--- Task ---
Output, with no changes, the span of lines that opens with the line containing "Serialize everything readable" and closes with the last line.

--- Dataset excerpts ---
-- start --

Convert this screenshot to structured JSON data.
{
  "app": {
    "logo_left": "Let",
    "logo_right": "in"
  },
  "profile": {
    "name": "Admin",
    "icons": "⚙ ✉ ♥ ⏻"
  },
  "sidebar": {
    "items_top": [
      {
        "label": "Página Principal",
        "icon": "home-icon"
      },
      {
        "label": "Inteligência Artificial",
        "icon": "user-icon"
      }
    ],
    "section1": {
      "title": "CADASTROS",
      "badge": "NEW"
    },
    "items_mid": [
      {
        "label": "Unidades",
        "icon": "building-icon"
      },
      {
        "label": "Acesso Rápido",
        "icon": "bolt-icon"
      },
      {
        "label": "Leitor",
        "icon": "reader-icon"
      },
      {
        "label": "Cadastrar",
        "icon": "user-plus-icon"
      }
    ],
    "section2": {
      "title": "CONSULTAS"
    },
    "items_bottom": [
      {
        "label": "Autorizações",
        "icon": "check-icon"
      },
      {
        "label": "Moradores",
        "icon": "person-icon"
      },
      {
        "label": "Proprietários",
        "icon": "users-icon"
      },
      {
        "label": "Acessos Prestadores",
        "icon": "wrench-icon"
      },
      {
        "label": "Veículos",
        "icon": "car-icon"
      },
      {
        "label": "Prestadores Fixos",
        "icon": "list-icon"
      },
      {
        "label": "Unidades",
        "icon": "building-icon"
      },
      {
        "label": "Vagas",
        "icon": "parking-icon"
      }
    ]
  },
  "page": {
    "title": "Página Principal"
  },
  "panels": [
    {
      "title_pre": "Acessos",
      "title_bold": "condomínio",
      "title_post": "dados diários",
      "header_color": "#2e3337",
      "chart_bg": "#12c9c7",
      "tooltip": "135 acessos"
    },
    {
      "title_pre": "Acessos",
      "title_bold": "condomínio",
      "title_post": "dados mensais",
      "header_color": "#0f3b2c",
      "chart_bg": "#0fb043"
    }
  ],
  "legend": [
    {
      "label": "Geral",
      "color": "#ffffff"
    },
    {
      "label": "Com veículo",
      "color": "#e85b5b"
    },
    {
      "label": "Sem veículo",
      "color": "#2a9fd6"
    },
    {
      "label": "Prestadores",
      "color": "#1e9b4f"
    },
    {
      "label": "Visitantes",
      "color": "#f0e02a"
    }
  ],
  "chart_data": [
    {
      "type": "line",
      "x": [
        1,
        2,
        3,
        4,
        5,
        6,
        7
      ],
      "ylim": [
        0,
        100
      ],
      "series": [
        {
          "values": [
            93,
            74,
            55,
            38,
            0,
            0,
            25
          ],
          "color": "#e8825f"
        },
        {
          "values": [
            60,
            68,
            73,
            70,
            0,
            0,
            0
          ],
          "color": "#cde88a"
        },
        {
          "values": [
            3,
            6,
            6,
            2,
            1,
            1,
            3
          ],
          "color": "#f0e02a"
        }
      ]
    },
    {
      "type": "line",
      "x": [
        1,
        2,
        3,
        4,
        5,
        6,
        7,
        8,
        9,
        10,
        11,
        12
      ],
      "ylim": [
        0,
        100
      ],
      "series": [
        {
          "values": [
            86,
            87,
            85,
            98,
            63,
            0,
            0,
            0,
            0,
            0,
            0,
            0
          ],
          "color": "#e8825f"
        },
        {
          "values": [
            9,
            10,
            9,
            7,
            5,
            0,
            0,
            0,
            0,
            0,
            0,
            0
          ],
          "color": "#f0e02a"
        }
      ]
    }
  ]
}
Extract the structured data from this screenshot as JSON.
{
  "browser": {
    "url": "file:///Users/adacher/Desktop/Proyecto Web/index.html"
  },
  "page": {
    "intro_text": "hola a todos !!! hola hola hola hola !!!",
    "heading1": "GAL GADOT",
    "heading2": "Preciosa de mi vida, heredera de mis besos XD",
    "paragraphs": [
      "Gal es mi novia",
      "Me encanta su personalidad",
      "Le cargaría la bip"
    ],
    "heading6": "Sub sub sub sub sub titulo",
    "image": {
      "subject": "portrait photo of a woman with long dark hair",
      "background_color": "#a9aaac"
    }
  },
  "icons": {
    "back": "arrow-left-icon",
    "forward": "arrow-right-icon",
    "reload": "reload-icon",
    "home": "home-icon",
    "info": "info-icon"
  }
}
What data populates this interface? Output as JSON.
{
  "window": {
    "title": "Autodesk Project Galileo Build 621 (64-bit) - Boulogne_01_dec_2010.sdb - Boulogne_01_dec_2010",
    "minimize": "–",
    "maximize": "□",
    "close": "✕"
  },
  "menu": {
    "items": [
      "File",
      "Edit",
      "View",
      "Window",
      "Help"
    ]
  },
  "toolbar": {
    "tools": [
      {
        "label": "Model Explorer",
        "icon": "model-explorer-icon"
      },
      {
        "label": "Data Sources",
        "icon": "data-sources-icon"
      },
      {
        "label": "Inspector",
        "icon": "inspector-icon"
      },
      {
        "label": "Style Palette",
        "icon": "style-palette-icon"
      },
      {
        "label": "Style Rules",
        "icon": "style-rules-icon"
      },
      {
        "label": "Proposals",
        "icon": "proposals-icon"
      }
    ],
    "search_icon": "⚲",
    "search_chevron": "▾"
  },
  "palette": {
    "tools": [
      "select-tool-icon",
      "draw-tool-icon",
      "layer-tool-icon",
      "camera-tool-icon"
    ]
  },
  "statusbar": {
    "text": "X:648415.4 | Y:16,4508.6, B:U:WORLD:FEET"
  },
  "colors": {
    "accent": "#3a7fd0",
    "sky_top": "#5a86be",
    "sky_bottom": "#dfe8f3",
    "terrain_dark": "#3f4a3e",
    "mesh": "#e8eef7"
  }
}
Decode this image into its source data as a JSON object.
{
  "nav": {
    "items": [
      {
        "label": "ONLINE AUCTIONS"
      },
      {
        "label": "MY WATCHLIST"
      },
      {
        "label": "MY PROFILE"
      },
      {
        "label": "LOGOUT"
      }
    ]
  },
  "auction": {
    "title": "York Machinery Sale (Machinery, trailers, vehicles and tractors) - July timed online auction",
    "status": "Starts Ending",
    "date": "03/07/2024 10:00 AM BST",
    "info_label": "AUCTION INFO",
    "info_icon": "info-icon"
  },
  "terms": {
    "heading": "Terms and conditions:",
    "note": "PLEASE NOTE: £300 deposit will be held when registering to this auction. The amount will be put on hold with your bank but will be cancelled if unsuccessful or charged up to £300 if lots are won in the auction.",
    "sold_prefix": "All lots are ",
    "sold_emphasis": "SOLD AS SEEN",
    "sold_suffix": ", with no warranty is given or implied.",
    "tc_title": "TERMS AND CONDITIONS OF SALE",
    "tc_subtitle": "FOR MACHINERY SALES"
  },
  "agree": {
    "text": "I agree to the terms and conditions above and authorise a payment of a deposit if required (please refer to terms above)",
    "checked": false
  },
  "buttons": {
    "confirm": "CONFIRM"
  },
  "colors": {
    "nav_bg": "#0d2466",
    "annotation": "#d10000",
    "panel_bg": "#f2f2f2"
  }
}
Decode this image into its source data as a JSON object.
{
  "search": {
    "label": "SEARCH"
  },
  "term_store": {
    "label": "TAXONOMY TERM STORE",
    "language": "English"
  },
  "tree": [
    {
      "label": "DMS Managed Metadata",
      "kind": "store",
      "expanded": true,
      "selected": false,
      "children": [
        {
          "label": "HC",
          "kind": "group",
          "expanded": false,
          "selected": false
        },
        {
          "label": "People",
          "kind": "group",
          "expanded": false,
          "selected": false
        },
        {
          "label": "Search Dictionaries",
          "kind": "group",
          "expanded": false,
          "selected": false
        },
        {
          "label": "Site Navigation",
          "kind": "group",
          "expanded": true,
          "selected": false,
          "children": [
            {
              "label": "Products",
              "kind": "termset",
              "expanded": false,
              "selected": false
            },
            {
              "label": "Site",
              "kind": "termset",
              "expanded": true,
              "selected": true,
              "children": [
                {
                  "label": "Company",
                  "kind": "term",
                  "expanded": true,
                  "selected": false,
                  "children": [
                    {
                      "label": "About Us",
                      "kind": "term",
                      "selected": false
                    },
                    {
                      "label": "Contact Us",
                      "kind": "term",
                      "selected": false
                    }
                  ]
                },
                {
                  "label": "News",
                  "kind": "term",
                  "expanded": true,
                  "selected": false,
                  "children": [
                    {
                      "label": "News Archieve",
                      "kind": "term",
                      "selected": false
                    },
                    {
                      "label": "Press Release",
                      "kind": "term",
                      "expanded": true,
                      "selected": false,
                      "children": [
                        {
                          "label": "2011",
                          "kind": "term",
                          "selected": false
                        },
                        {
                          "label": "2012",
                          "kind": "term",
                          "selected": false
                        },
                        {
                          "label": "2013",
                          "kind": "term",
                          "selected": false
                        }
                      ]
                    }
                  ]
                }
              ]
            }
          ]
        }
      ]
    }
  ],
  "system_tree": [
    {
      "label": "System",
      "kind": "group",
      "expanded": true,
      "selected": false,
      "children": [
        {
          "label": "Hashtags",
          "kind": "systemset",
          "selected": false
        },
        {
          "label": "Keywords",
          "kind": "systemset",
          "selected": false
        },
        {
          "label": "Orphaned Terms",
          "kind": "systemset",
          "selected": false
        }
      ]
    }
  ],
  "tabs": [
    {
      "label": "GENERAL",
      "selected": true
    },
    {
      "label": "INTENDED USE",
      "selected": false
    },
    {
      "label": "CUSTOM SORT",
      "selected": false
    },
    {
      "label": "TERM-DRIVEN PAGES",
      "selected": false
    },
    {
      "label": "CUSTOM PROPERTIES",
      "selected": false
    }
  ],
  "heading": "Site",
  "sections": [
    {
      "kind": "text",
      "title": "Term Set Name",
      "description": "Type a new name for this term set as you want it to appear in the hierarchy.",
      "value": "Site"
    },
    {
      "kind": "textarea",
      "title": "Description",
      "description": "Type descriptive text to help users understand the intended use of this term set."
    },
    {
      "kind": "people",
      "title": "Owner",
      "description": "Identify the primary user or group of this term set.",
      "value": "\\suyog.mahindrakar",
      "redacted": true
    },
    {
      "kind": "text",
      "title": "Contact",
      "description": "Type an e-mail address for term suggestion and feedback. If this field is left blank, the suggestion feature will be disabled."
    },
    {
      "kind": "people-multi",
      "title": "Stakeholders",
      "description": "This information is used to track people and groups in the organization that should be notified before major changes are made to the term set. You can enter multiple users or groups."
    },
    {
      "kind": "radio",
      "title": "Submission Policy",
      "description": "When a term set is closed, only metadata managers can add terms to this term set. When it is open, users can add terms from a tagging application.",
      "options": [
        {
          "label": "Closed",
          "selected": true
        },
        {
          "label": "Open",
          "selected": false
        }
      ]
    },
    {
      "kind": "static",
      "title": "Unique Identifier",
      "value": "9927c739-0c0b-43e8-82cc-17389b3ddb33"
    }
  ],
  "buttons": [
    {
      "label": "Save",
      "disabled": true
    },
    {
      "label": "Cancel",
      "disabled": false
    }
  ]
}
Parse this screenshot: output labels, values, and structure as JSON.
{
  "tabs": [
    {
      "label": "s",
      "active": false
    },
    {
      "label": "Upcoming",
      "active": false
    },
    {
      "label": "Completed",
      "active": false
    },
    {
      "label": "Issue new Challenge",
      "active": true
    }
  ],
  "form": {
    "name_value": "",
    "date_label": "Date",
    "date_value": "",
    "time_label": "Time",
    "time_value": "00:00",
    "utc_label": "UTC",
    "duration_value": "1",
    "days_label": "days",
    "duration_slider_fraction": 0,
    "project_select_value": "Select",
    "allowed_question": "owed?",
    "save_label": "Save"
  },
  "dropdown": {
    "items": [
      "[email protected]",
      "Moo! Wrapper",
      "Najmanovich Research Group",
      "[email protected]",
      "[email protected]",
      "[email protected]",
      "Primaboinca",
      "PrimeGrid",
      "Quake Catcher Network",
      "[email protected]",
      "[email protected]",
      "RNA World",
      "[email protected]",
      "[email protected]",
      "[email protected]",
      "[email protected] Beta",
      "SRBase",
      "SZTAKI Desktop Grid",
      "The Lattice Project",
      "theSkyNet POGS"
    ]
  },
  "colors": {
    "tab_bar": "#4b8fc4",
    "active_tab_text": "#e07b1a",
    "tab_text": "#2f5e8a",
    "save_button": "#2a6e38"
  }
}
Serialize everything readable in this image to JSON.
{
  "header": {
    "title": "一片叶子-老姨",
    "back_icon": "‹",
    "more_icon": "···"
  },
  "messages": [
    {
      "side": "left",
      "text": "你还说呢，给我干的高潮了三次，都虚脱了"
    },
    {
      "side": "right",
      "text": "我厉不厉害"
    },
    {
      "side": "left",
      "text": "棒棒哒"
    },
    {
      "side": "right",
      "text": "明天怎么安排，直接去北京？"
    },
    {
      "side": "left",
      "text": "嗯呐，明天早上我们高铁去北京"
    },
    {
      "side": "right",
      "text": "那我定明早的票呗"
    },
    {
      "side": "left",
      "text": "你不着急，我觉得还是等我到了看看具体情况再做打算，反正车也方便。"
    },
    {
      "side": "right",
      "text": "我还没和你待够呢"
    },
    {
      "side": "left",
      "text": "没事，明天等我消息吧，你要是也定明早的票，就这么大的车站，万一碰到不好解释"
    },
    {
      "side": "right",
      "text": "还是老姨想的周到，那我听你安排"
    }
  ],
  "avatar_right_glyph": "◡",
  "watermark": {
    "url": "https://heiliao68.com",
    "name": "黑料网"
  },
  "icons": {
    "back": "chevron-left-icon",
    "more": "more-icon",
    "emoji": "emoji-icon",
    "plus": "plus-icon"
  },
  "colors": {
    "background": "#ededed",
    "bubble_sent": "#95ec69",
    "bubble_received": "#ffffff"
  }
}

-- end --

--- Answer to this exercise ---
Serialize everything readable in this image to JSON.
{
  "header": {
    "title": "一片叶子-老姨",
    "back_icon": "‹",
    "more_icon": "···"
  },
  "messages": [
    {
      "side": "left",
      "text": "你还说呢，给我干的高潮了三次，都虚脱了"
    },
    {
      "side": "right",
      "text": "我厉不厉害"
    },
    {
      "side": "left",
      "text": "棒棒哒"
    },
    {
      "side": "right",
      "text": "明天怎么安排，直接去北京？"
    },
    {
      "side": "left",
      "text": "嗯呐，明天早上我们高铁去北京"
    },
    {
      "side": "right",
      "text": "那我定明早的票呗"
    },
    {
      "side": "left",
      "text": "你不着急，我觉得还是等我到了看看具体情况再做打算，反正车也方便。"
    },
    {
      "side": "right",
      "text": "我还没和你待够呢"
    },
    {
      "side": "left",
      "text": "没事，明天等我消息吧，你要是也定明早的票，就这么大的车站，万一碰到不好解释"
    },
    {
      "side": "right",
      "text": "还是老姨想的周到，那我听你安排"
    }
  ],
  "avatar_right_glyph": "◡",
  "watermark": {
    "url": "https://heiliao68.com",
    "name": "黑料网"
  },
  "icons": {
    "back": "chevron-left-icon",
    "more": "more-icon",
    "emoji": "emoji-icon",
    "plus": "plus-icon"
  },
  "colors": {
    "background": "#ededed",
    "bubble_sent": "#95ec69",
    "bubble_received": "#ffffff"
  }
}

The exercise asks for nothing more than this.